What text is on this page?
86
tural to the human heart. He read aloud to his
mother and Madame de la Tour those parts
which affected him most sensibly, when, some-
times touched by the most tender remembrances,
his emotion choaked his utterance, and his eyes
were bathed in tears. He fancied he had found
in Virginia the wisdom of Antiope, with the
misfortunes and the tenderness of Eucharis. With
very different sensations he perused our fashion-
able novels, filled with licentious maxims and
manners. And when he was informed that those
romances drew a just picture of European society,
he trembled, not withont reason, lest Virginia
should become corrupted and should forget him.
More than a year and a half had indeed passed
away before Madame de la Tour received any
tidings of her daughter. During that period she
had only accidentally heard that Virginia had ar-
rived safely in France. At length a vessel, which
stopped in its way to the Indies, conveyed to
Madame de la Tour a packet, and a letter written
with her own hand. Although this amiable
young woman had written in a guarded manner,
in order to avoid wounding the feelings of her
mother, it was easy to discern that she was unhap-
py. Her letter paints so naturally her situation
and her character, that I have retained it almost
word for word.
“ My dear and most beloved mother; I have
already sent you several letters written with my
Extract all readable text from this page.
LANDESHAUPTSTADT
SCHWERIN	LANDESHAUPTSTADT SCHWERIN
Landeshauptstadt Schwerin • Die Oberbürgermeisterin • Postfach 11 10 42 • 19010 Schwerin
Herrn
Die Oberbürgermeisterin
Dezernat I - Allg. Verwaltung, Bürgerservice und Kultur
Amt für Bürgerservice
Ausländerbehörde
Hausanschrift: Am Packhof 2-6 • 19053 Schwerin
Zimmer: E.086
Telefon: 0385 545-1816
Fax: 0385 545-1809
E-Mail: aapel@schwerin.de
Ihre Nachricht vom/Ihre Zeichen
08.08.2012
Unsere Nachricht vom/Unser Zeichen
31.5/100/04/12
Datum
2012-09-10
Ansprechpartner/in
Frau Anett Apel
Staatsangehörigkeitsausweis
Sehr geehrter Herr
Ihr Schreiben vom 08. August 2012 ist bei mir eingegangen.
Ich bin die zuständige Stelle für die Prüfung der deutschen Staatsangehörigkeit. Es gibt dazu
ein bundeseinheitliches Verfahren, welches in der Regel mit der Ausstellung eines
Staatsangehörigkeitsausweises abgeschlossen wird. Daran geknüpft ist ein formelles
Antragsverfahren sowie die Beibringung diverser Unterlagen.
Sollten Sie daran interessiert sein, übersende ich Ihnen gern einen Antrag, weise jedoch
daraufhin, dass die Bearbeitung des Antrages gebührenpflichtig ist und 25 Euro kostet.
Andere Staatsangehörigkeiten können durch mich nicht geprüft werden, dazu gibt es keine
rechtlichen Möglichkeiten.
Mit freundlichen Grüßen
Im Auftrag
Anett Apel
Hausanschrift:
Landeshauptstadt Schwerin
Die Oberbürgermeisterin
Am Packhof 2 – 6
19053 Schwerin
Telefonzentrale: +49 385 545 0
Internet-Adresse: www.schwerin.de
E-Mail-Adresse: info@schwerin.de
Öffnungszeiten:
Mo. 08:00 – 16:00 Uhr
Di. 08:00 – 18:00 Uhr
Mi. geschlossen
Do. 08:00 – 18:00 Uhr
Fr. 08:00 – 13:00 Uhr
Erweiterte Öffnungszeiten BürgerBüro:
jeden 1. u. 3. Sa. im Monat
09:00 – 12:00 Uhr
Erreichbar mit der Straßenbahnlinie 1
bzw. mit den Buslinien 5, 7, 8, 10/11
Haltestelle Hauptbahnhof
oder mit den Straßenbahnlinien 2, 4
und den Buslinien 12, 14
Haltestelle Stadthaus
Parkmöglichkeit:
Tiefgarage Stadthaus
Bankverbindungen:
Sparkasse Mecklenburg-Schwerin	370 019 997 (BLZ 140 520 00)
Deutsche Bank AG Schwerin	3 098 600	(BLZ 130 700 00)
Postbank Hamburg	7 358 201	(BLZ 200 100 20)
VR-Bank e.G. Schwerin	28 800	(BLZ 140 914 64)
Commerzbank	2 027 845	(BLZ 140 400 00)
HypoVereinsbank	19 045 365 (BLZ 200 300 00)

◇ ◇ ◇

■ **What the exercise asks**:
In the listing, how many lines hold "Virginia"? Answer with a bare number.

■ **Response to the task**:
3